Stored data
'''
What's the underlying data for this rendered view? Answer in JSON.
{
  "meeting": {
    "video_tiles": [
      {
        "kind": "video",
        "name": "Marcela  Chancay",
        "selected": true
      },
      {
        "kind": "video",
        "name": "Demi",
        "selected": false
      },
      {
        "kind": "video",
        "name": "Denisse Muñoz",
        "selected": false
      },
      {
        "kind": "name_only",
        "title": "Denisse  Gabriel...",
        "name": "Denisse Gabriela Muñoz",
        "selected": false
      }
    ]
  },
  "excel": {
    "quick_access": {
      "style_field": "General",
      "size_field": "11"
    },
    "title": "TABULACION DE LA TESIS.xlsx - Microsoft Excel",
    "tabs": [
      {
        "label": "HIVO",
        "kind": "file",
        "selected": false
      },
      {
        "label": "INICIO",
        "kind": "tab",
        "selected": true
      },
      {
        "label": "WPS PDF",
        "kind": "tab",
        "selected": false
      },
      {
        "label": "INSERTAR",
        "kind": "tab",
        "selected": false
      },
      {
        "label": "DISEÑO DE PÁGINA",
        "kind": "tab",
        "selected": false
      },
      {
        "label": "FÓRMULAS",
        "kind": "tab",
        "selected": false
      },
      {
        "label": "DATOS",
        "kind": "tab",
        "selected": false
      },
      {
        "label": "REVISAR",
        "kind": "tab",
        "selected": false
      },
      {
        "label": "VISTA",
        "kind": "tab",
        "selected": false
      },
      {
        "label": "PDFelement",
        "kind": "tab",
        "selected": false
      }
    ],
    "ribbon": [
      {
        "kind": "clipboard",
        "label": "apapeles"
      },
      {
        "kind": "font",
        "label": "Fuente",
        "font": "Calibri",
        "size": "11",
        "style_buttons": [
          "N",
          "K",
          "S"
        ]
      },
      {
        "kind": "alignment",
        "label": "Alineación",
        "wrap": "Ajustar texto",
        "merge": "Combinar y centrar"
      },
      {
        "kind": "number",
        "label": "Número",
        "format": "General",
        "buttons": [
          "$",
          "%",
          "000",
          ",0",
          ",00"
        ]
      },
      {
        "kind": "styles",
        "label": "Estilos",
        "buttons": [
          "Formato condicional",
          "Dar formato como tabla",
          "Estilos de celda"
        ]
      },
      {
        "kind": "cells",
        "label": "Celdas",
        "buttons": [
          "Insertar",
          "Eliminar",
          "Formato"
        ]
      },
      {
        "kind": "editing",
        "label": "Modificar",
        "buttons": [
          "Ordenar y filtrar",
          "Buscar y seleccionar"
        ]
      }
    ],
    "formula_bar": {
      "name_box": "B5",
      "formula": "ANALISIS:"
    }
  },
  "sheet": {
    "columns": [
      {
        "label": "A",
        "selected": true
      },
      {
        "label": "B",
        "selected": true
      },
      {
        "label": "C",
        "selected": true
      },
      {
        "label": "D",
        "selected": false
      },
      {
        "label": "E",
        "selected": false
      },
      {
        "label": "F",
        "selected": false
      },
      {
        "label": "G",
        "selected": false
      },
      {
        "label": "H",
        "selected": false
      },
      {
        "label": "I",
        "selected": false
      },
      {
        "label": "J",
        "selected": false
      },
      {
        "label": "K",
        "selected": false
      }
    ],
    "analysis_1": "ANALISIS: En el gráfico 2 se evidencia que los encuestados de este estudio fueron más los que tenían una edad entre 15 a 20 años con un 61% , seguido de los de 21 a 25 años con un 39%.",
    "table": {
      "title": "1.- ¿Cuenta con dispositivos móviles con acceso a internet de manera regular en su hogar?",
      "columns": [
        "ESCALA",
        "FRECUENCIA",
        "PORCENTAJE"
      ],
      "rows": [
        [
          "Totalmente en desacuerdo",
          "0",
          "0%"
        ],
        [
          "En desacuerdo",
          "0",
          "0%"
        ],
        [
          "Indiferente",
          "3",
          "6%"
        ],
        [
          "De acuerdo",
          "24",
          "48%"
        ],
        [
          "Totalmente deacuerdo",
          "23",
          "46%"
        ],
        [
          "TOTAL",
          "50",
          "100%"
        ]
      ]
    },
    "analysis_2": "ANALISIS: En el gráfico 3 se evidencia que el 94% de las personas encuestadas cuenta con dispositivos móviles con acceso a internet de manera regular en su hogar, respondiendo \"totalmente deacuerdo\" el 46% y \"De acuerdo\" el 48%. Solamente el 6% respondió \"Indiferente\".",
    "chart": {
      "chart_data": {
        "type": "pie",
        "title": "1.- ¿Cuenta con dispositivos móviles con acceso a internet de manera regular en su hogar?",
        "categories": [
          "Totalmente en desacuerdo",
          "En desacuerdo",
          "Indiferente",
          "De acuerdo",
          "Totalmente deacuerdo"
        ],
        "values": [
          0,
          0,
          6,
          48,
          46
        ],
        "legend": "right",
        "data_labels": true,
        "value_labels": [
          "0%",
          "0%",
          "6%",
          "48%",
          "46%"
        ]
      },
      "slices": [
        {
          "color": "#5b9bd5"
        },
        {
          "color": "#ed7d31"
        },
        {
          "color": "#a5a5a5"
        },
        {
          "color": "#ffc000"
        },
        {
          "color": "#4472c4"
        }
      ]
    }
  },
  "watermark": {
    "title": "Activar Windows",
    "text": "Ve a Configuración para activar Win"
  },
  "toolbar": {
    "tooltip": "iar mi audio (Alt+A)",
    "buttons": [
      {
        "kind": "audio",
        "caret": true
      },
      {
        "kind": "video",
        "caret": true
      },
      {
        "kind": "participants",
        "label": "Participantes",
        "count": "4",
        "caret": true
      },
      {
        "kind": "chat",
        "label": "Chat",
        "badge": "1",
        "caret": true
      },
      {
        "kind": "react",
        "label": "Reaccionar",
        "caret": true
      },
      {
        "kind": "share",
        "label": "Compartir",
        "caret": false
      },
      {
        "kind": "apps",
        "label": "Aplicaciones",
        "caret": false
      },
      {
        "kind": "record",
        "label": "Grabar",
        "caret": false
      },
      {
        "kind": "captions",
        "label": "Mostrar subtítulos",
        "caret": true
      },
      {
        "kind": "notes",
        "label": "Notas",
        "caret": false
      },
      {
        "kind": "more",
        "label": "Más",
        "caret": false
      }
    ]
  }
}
'''
What to produce: Extract all the material, leaving every line as it is.

Problem solution:
What's the underlying data for this rendered view? Answer in JSON.
{
  "meeting": {
    "video_tiles": [
      {
        "kind": "video",
        "name": "Marcela  Chancay",
        "selected": true
      },
      {
        "kind": "video",
        "name": "Demi",
        "selected": false
      },
      {
        "kind": "video",
        "name": "Denisse Muñoz",
        "selected": false
      },
      {
        "kind": "name_only",
        "title": "Denisse  Gabriel...",
        "name": "Denisse Gabriela Muñoz",
        "selected": false
      }
    ]
  },
  "excel": {
    "quick_access": {
      "style_field": "General",
      "size_field": "11"
    },
    "title": "TABULACION DE LA TESIS.xlsx - Microsoft Excel",
    "tabs": [
      {
        "label": "HIVO",
        "kind": "file",
        "selected": false
      },
      {
        "label": "INICIO",
        "kind": "tab",
        "selected": true
      },
      {
        "label": "WPS PDF",
        "kind": "tab",
        "selected": false
      },
      {
        "label": "INSERTAR",
        "kind": "tab",
        "selected": false
      },
      {
        "label": "DISEÑO DE PÁGINA",
        "kind": "tab",
        "selected": false
      },
      {
        "label": "FÓRMULAS",
        "kind": "tab",
        "selected": false
      },
      {
        "label": "DATOS",
        "kind": "tab",
        "selected": false
      },
      {
        "label": "REVISAR",
        "kind": "tab",
        "selected": false
      },
      {
        "label": "VISTA",
        "kind": "tab",
        "selected": false
      },
      {
        "label": "PDFelement",
        "kind": "tab",
        "selected": false
      }
    ],
    "ribbon": [
      {
        "kind": "clipboard",
        "label": "apapeles"
      },
      {
        "kind": "font",
        "label": "Fuente",
        "font": "Calibri",
        "size": "11",
        "style_buttons": [
          "N",
          "K",
          "S"
        ]
      },
      {
        "kind": "alignment",
        "label": "Alineación",
        "wrap": "Ajustar texto",
        "merge": "Combinar y centrar"
      },
      {
        "kind": "number",
        "label": "Número",
        "format": "General",
        "buttons": [
          "$",
          "%",
          "000",
          ",0",
          ",00"
        ]
      },
      {
        "kind": "styles",
        "label": "Estilos",
        "buttons": [
          "Formato condicional",
          "Dar formato como tabla",
          "Estilos de celda"
        ]
      },
      {
        "kind": "cells",
        "label": "Celdas",
        "buttons": [
          "Insertar",
          "Eliminar",
          "Formato"
        ]
      },
      {
        "kind": "editing",
        "label": "Modificar",
        "buttons": [
          "Ordenar y filtrar",
          "Buscar y seleccionar"
        ]
      }
    ],
    "formula_bar": {
      "name_box": "B5",
      "formula": "ANALISIS:"
    }
  },
  "sheet": {
    "columns": [
      {
        "label": "A",
        "selected": true
      },
      {
        "label": "B",
        "selected": true
      },
      {
        "label": "C",
        "selected": true
      },
      {
        "label": "D",
        "selected": false
      },
      {
        "label": "E",
        "selected": false
      },
      {
        "label": "F",
        "selected": false
      },
      {
        "label": "G",
        "selected": false
      },
      {
        "label": "H",
        "selected": false
      },
      {
        "label": "I",
        "selected": false
      },
      {
        "label": "J",
        "selected": false
      },
      {
        "label": "K",
        "selected": false
      }
    ],
    "analysis_1": "ANALISIS: En el gráfico 2 se evidencia que los encuestados de este estudio fueron más los que tenían una edad entre 15 a 20 años con un 61% , seguido de los de 21 a 25 años con un 39%.",
    "table": {
      "title": "1.- ¿Cuenta con dispositivos móviles con acceso a internet de manera regular en su hogar?",
      "columns": [
        "ESCALA",
        "FRECUENCIA",
        "PORCENTAJE"
      ],
      "rows": [
        [
          "Totalmente en desacuerdo",
          "0",
          "0%"
        ],
        [
          "En desacuerdo",
          "0",
          "0%"
        ],
        [
          "Indiferente",
          "3",
          "6%"
        ],
        [
          "De acuerdo",
          "24",
          "48%"
        ],
        [
          "Totalmente deacuerdo",
          "23",
          "46%"
        ],
        [
          "TOTAL",
          "50",
          "100%"
        ]
      ]
    },
    "analysis_2": "ANALISIS: En el gráfico 3 se evidencia que el 94% de las personas encuestadas cuenta con dispositivos móviles con acceso a internet de manera regular en su hogar, respondiendo \"totalmente deacuerdo\" el 46% y \"De acuerdo\" el 48%. Solamente el 6% respondió \"Indiferente\".",
    "chart": {
      "chart_data": {
        "type": "pie",
        "title": "1.- ¿Cuenta con dispositivos móviles con acceso a internet de manera regular en su hogar?",
        "categories": [
          "Totalmente en desacuerdo",
          "En desacuerdo",
          "Indiferente",
          "De acuerdo",
          "Totalmente deacuerdo"
        ],
        "values": [
          0,
          0,
          6,
          48,
          46
        ],
        "legend": "right",
        "data_labels": true,
        "value_labels": [
          "0%",
          "0%",
          "6%",
          "48%",
          "46%"
        ]
      },
      "slices": [
        {
          "color": "#5b9bd5"
        },
        {
          "color": "#ed7d31"
        },
        {
          "color": "#a5a5a5"
        },
        {
          "color": "#ffc000"
        },
        {
          "color": "#4472c4"
        }
      ]
    }
  },
  "watermark": {
    "title": "Activar Windows",
    "text": "Ve a Configuración para activar Win"
  },
  "toolbar": {
    "tooltip": "iar mi audio (Alt+A)",
    "buttons": [
      {
        "kind": "audio",
        "caret": true
      },
      {
        "kind": "video",
        "caret": true
      },
      {
        "kind": "participants",
        "label": "Participantes",
        "count": "4",
        "caret": true
      },
      {
        "kind": "chat",
        "label": "Chat",
        "badge": "1",
        "caret": true
      },
      {
        "kind": "react",
        "label": "Reaccionar",
        "caret": true
      },
      {
        "kind": "share",
        "label": "Compartir",
        "caret": false
      },
      {
        "kind": "apps",
        "label": "Aplicaciones",
        "caret": false
      },
      {
        "kind": "record",
        "label": "Grabar",
        "caret": false
      },
      {
        "kind": "captions",
        "label": "Mostrar subtítulos",
        "caret": true
      },
      {
        "kind": "notes",
        "label": "Notas",
        "caret": false
      },
      {
        "kind": "more",
        "label": "Más",
        "caret": false
      }
    ]
  }
}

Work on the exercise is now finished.